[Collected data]

══════

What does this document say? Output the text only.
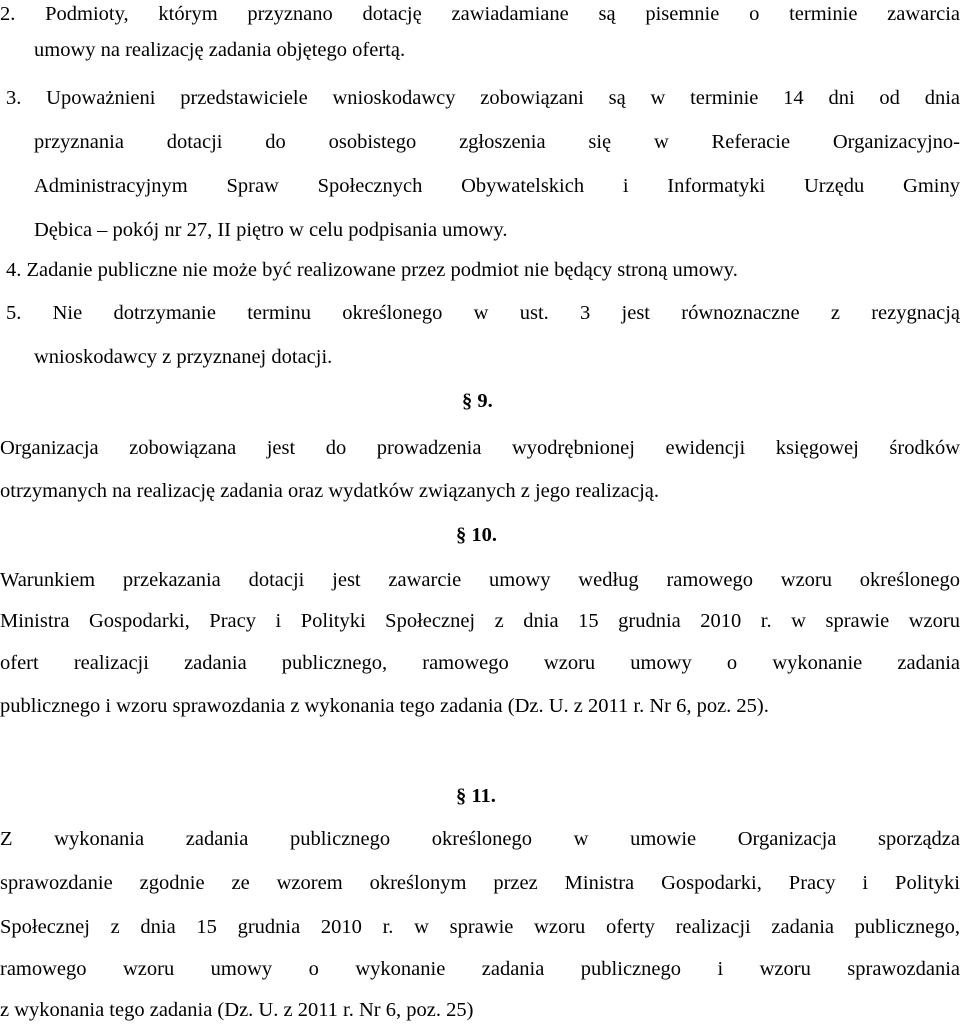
2. Podmioty, którym przyznano dotację zawiadamiane są pisemnie o terminie zawarcia
umowy na realizację zadania objętego ofertą.
3. Upoważnieni przedstawiciele wnioskodawcy zobowiązani są w terminie 14 dni od dnia
przyznania dotacji do osobistego zgłoszenia się w Referacie Organizacyjno-
Administracyjnym Spraw Społecznych Obywatelskich i Informatyki Urzędu Gminy
Dębica – pokój nr 27, II piętro w celu podpisania umowy.
4. Zadanie publiczne nie może być realizowane przez podmiot nie będący stroną umowy.
5. Nie dotrzymanie terminu określonego w ust. 3 jest równoznaczne z rezygnacją
wnioskodawcy z przyznanej dotacji.
§ 9.
Organizacja zobowiązana jest do prowadzenia wyodrębnionej ewidencji księgowej środków
otrzymanych na realizację zadania oraz wydatków związanych z jego realizacją.
§ 10.
Warunkiem przekazania dotacji jest zawarcie umowy według ramowego wzoru określonego
Ministra Gospodarki, Pracy i Polityki Społecznej z dnia 15 grudnia 2010 r. w sprawie wzoru
ofert realizacji zadania publicznego, ramowego wzoru umowy o wykonanie zadania
publicznego i wzoru sprawozdania z wykonania tego zadania (Dz. U. z 2011 r. Nr 6, poz. 25).
§ 11.
Z wykonania zadania publicznego określonego w umowie Organizacja sporządza
sprawozdanie zgodnie ze wzorem określonym przez Ministra Gospodarki, Pracy i Polityki
Społecznej z dnia 15 grudnia 2010 r. w sprawie wzoru oferty realizacji zadania publicznego,
ramowego wzoru umowy o wykonanie zadania publicznego i wzoru sprawozdania
z wykonania tego zadania (Dz. U. z 2011 r. Nr 6, poz. 25)
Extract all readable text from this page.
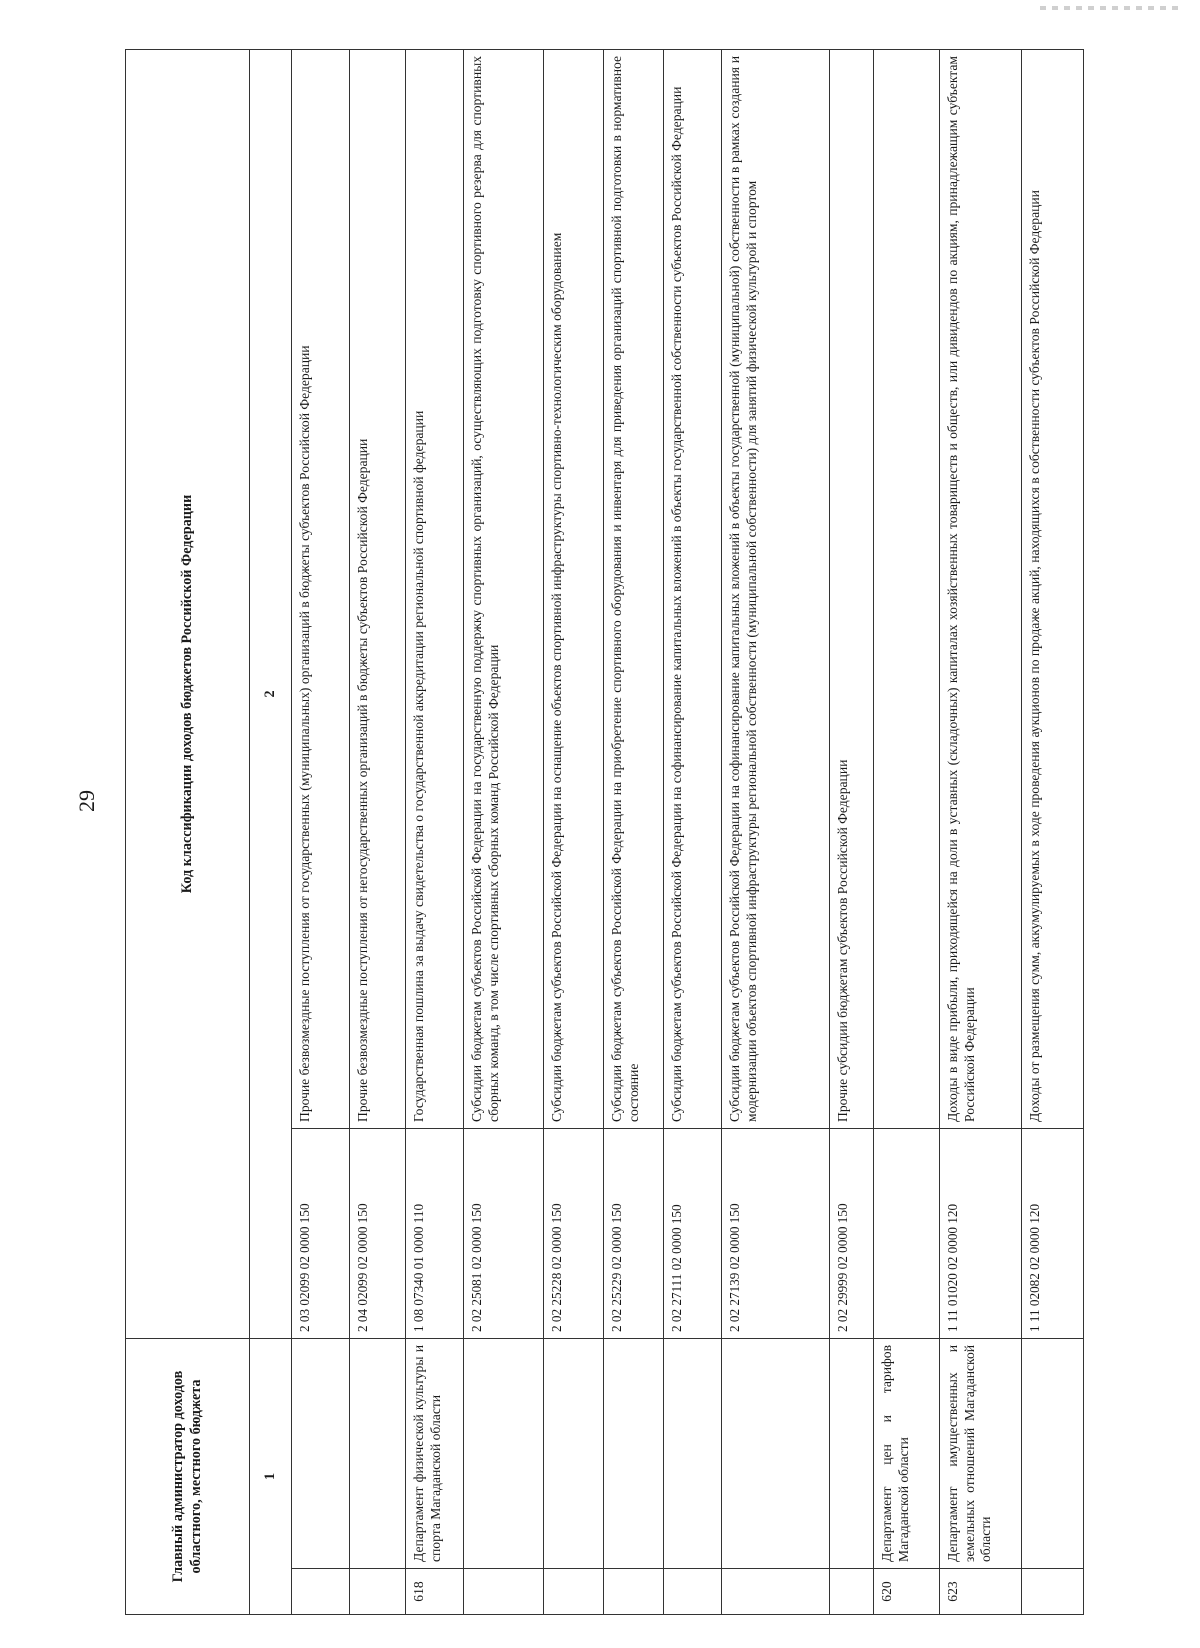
29
Главный администратор доходов областного, местного бюджета		Код классификации доходов бюджетов Российской Федерации	
1		2	
		2 03 02099 02 0000 150	Прочие безвозмездные поступления от государственных (муниципальных) организаций в бюджеты субъектов Российской Федерации
		2 04 02099 02 0000 150	Прочие безвозмездные поступления от негосударственных организаций в бюджеты субъектов Российской Федерации
618	Департамент физической культуры и спорта Магаданской области	1 08 07340 01 0000 110	Государственная пошлина за выдачу свидетельства о государственной аккредитации региональной спортивной федерации
		2 02 25081 02 0000 150	Субсидии бюджетам субъектов Российской Федерации на государственную поддержку спортивных организаций, осуществляющих подготовку спортивного резерва для спортивных сборных команд, в том числе спортивных сборных команд Российской Федерации
		2 02 25228 02 0000 150	Субсидии бюджетам субъектов Российской Федерации на оснащение объектов спортивной инфраструктуры спортивно-технологическим оборудованием
		2 02 25229 02 0000 150	Субсидии бюджетам субъектов Российской Федерации на приобретение спортивного оборудования и инвентаря для приведения организаций спортивной подготовки в нормативное состояние
		2 02 27111 02 0000 150	Субсидии бюджетам субъектов Российской Федерации на софинансирование капитальных вложений в объекты государственной собственности субъектов Российской Федерации
		2 02 27139 02 0000 150	Субсидии бюджетам субъектов Российской Федерации на софинансирование капитальных вложений в объекты государственной (муниципальной) собственности в рамках создания и модернизации объектов спортивной инфраструктуры региональной собственности (муниципальной собственности) для занятий физической культурой и спортом
		2 02 29999 02 0000 150	Прочие субсидии бюджетам субъектов Российской Федерации
620	Департамент цен и тарифов Магаданской области		
623	Департамент имущественных и земельных отношений Магаданской области	1 11 01020 02 0000 120	Доходы в виде прибыли, приходящейся на доли в уставных (складочных) капиталах хозяйственных товариществ и обществ, или дивидендов по акциям, принадлежащим субъектам Российской Федерации
		1 11 02082 02 0000 120	Доходы от размещения сумм, аккумулируемых в ходе проведения аукционов по продаже акций, находящихся в собственности субъектов Российской Федерации
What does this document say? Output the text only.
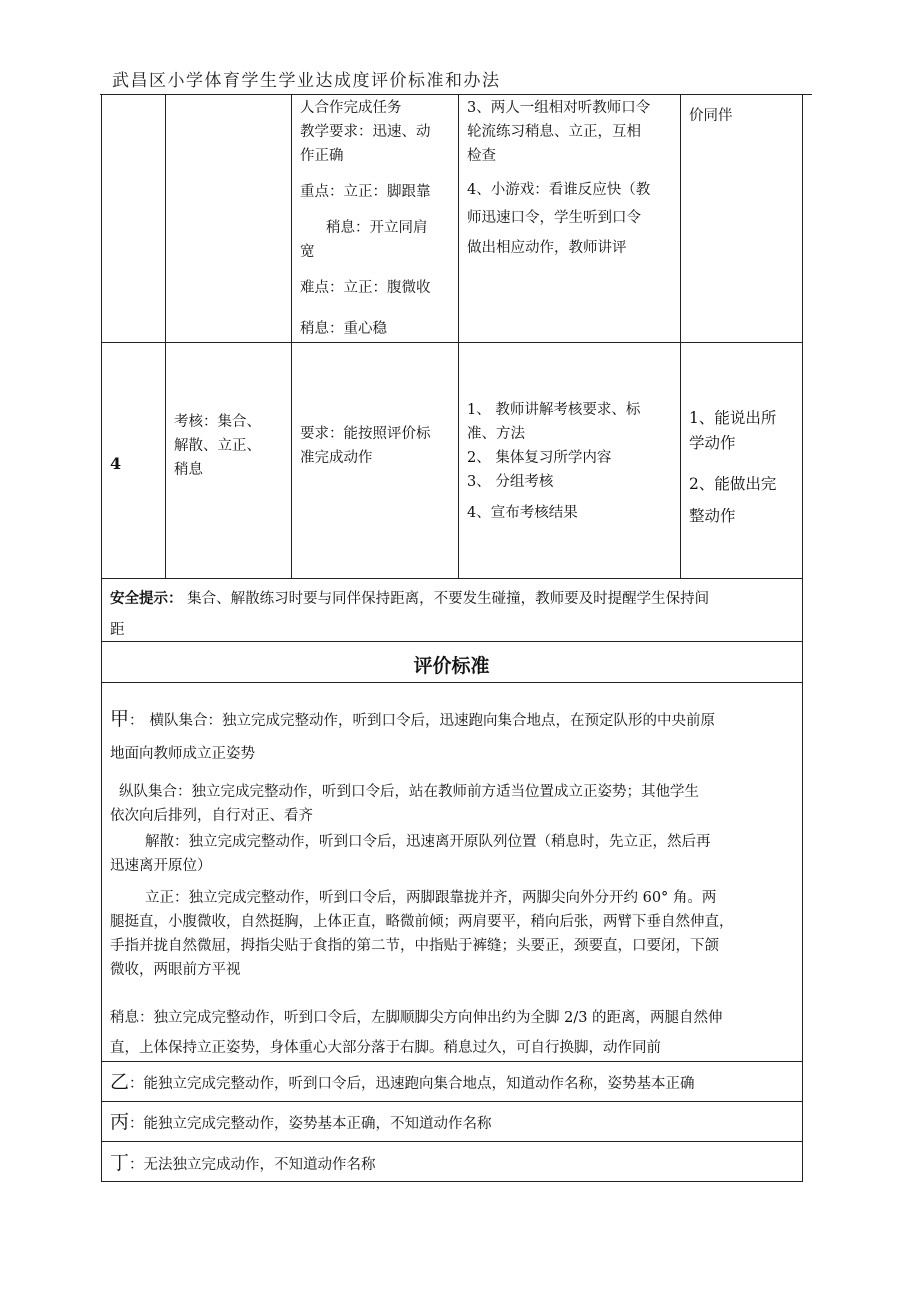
武昌区小学体育学生学业达成度评价标准和办法
人合作完成任务
教学要求：迅速、动
作正确
重点：立正：脚跟靠
稍息：开立同肩
宽
难点：立正：腹微收
稍息：重心稳
3、两人一组相对听教师口令
轮流练习稍息、立正，互相
检查
4、小游戏：看谁反应快（教
师迅速口令，学生听到口令
做出相应动作，教师讲评
价同伴
4
考核：集合、
解散、立正、
稍息
要求：能按照评价标
准完成动作
1、 教师讲解考核要求、标
准、方法
2、 集体复习所学内容
3、 分组考核
4、宣布考核结果
1、能说出所
学动作
2、能做出完
整动作
安全提示： 集合、解散练习时要与同伴保持距离，不要发生碰撞，教师要及时提醒学生保持间
距
评价标准
甲： 横队集合：独立完成完整动作，听到口令后，迅速跑向集合地点，在预定队形的中央前原
地面向教师成立正姿势
纵队集合：独立完成完整动作，听到口令后，站在教师前方适当位置成立正姿势；其他学生
依次向后排列，自行对正、看齐
解散：独立完成完整动作，听到口令后，迅速离开原队列位置（稍息时，先立正，然后再
迅速离开原位）
立正：独立完成完整动作，听到口令后，两脚跟靠拢并齐，两脚尖向外分开约 60° 角。两
腿挺直，小腹微收，自然挺胸，上体正直，略微前倾；两肩要平，稍向后张，两臂下垂自然伸直，
手指并拢自然微屈，拇指尖贴于食指的第二节，中指贴于裤缝；头要正，颈要直，口要闭，下颌
微收，两眼前方平视
稍息：独立完成完整动作，听到口令后，左脚顺脚尖方向伸出约为全脚 2/3 的距离，两腿自然伸
直，上体保持立正姿势，身体重心大部分落于右脚。稍息过久，可自行换脚，动作同前
乙：能独立完成完整动作，听到口令后，迅速跑向集合地点，知道动作名称，姿势基本正确
丙：能独立完成完整动作，姿势基本正确，不知道动作名称
丁：无法独立完成动作，不知道动作名称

══════

▶ What you will do: Across the entries, how many lines hold the word "безвозмездные"? Say only the number.

▶ Response for this exercise: 2